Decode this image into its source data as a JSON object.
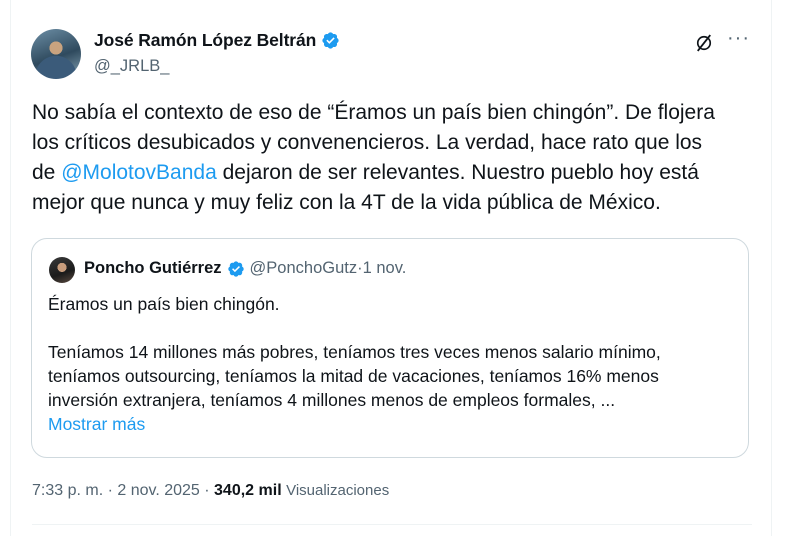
{
  "tweet": {
    "author_name": "José Ramón López Beltrán",
    "author_handle": "@_JRLB_",
    "text_lines": [
      "No sabía el contexto de eso de “Éramos un país bien chingón”. De flojera",
      "los críticos desubicados y convenencieros. La verdad, hace rato que los"
    ],
    "line3_prefix": "de ",
    "mention": "@MolotovBanda",
    "line3_suffix": " dejaron de ser relevantes. Nuestro pueblo hoy está",
    "line4": "mejor que nunca y muy feliz con la 4T de la vida pública de México.",
    "icons": {
      "verified": "verified-badge-icon",
      "grok": "grok-icon",
      "more": "more-icon"
    }
  },
  "quote": {
    "author_name": "Poncho Gutiérrez",
    "author_handle": "@PonchoGutz",
    "separator": " · ",
    "date": "1 nov.",
    "lines": [
      "Éramos un país bien chingón.",
      "Teníamos 14 millones más pobres, teníamos tres veces menos salario mínimo,",
      "teníamos outsourcing, teníamos la mitad de vacaciones, teníamos 16% menos",
      "inversión extranjera, teníamos 4 millones menos de empleos formales, ..."
    ],
    "show_more": "Mostrar más"
  },
  "meta": {
    "time": "7:33 p. m.",
    "separator": " · ",
    "date": "2 nov. 2025",
    "views_count": "340,2 mil",
    "views_label": "Visualizaciones"
  },
  "colors": {
    "accent": "#1d9bf0",
    "text": "#0f1419",
    "secondary": "#536471",
    "border": "#cfd9de"
  }
}
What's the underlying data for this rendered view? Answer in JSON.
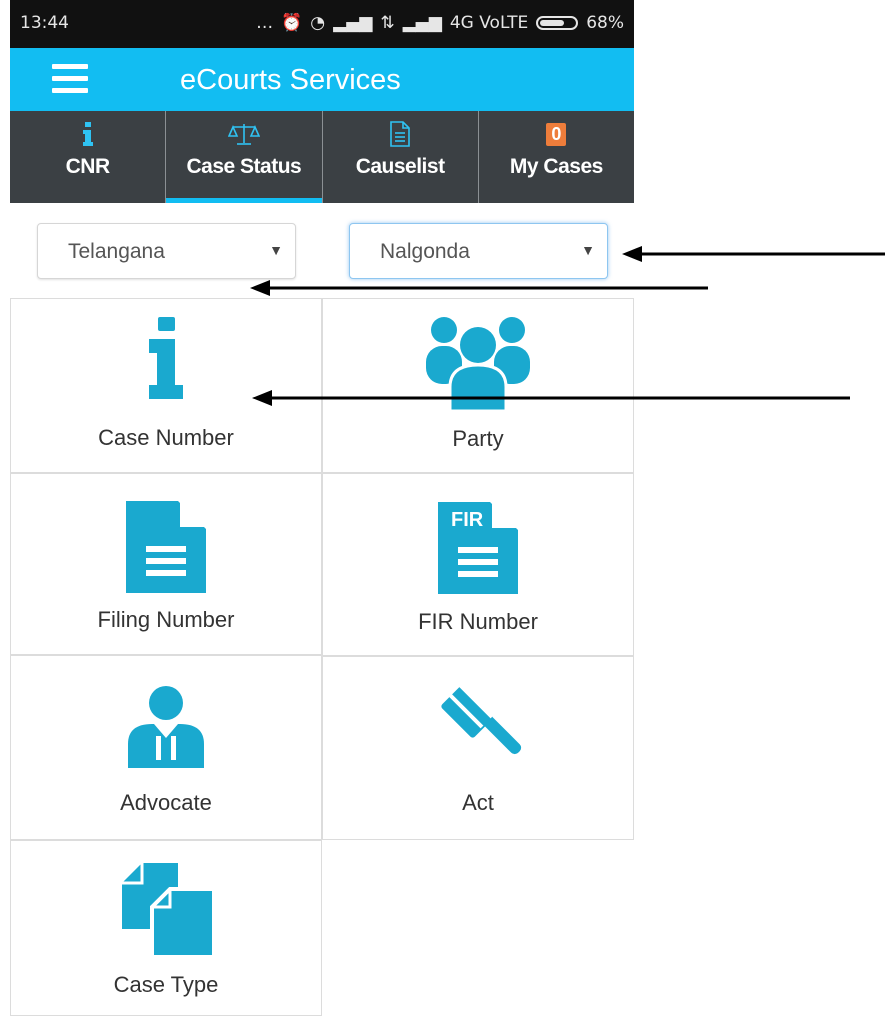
{
  "status_bar": {
    "time": "13:44",
    "network": "4G VoLTE",
    "battery": "68%"
  },
  "app": {
    "title": "eCourts Services"
  },
  "tabs": [
    {
      "label": "CNR",
      "icon": "info-icon"
    },
    {
      "label": "Case Status",
      "icon": "scales-icon",
      "active": true
    },
    {
      "label": "Causelist",
      "icon": "document-icon"
    },
    {
      "label": "My Cases",
      "badge": "0"
    }
  ],
  "filters": {
    "state": "Telangana",
    "district": "Nalgonda"
  },
  "options": [
    {
      "label": "Case Number",
      "icon": "info-icon"
    },
    {
      "label": "Party",
      "icon": "group-icon"
    },
    {
      "label": "Filing Number",
      "icon": "file-icon"
    },
    {
      "label": "FIR Number",
      "icon": "fir-file-icon",
      "icon_text": "FIR"
    },
    {
      "label": "Advocate",
      "icon": "advocate-icon"
    },
    {
      "label": "Act",
      "icon": "gavel-icon"
    },
    {
      "label": "Case Type",
      "icon": "copy-files-icon"
    }
  ],
  "colors": {
    "accent": "#12bdf2",
    "tab_bg": "#3b4044",
    "icon": "#1aa9cf",
    "badge": "#ee7d3b"
  }
}
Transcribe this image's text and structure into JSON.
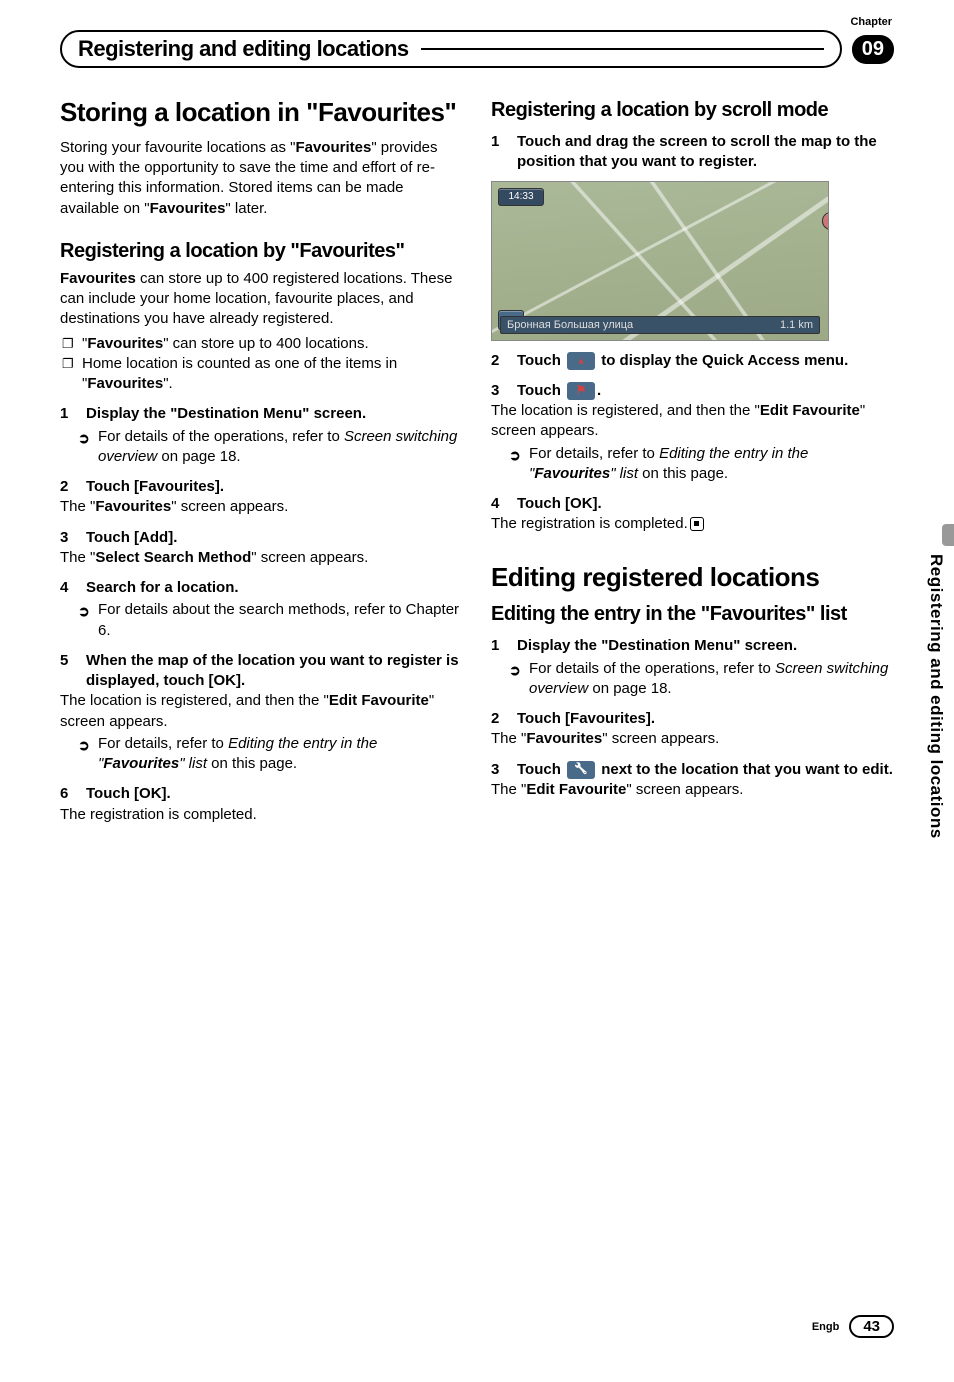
{
  "header": {
    "chapter_label": "Chapter",
    "title": "Registering and editing locations",
    "chapter_num": "09"
  },
  "side_tab": "Registering and editing locations",
  "left": {
    "sec1_title": "Storing a location in \"Favourites",
    "sec1_para_pre": "Storing your favourite locations as \"",
    "sec1_para_b1": "Favourites",
    "sec1_para_mid": "\" provides you with the opportunity to save the time and effort of re-entering this information. Stored items can be made available on \"",
    "sec1_para_b2": "Favourites",
    "sec1_para_post": "\" later.",
    "sub1_title": "Registering a location by \"Favourites\"",
    "sub1_para_b": "Favourites",
    "sub1_para": " can store up to 400 registered locations. These can include your home location, favourite places, and destinations you have already registered.",
    "bullet1_pre": "\"",
    "bullet1_b": "Favourites",
    "bullet1_post": "\" can store up to 400 locations.",
    "bullet2_pre": "Home location is counted as one of the items in \"",
    "bullet2_b": "Favourites",
    "bullet2_post": "\".",
    "s1_head": "Display the \"Destination Menu\" screen.",
    "s1_ref": "For details of the operations, refer to ",
    "s1_ref_i": "Screen switching overview",
    "s1_ref_post": " on page 18.",
    "s2_head": "Touch [Favourites].",
    "s2_body_pre": "The \"",
    "s2_body_b": "Favourites",
    "s2_body_post": "\" screen appears.",
    "s3_head": "Touch [Add].",
    "s3_body_pre": "The \"",
    "s3_body_b": "Select Search Method",
    "s3_body_post": "\" screen appears.",
    "s4_head": "Search for a location.",
    "s4_ref": "For details about the search methods, refer to Chapter 6.",
    "s5_head": "When the map of the location you want to register is displayed, touch [OK].",
    "s5_body_pre": "The location is registered, and then the \"",
    "s5_body_b": "Edit Favourite",
    "s5_body_post": "\" screen appears.",
    "s5_ref_pre": "For details, refer to ",
    "s5_ref_i_pre": "Editing the entry in the \"",
    "s5_ref_i_b": "Favourites",
    "s5_ref_i_post": "\" list",
    "s5_ref_post": " on this page.",
    "s6_head": "Touch [OK].",
    "s6_body": "The registration is completed."
  },
  "right": {
    "sub2_title": "Registering a location by scroll mode",
    "r1_head": "Touch and drag the screen to scroll the map to the position that you want to register.",
    "map_time": "14:33",
    "map_street": "Бронная Большая улица",
    "map_dist": "1.1 km",
    "r2_pre": "Touch ",
    "r2_post": " to display the Quick Access menu.",
    "r3_pre": "Touch ",
    "r3_post": ".",
    "r3_body_pre": "The location is registered, and then the \"",
    "r3_body_b": "Edit Favourite",
    "r3_body_post": "\" screen appears.",
    "r3_ref_pre": "For details, refer to ",
    "r3_ref_i_pre": "Editing the entry in the \"",
    "r3_ref_i_b": "Favourites",
    "r3_ref_i_post": "\" list",
    "r3_ref_post": " on this page.",
    "r4_head": "Touch [OK].",
    "r4_body": "The registration is completed.",
    "sec2_title": "Editing registered locations",
    "sub3_title": "Editing the entry in the \"Favourites\" list",
    "e1_head": "Display the \"Destination Menu\" screen.",
    "e1_ref": "For details of the operations, refer to ",
    "e1_ref_i": "Screen switching overview",
    "e1_ref_post": " on page 18.",
    "e2_head": "Touch [Favourites].",
    "e2_body_pre": "The \"",
    "e2_body_b": "Favourites",
    "e2_body_post": "\" screen appears.",
    "e3_pre": "Touch ",
    "e3_post": " next to the location that you want to edit.",
    "e3_body_pre": "The \"",
    "e3_body_b": "Edit Favourite",
    "e3_body_post": "\" screen appears."
  },
  "footer": {
    "lang": "Engb",
    "page": "43"
  }
}
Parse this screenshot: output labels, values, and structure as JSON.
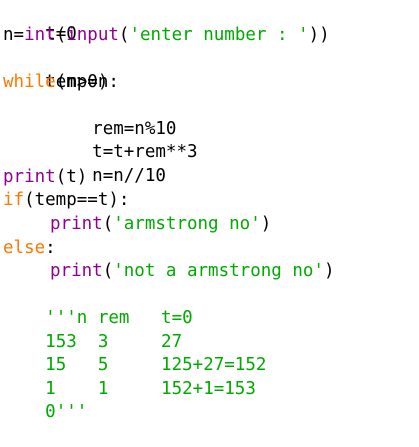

──────────

**Goal of the exercise:** Copy every line of the listing that includes the string "want".

**Solved problem:**
    "s5_head": "When the map of the location you want to register is displayed, touch [OK].",
    "r1_head": "Touch and drag the screen to scroll the map to the position that you want to register.",
    "e3_post": " next to the location that you want to edit.",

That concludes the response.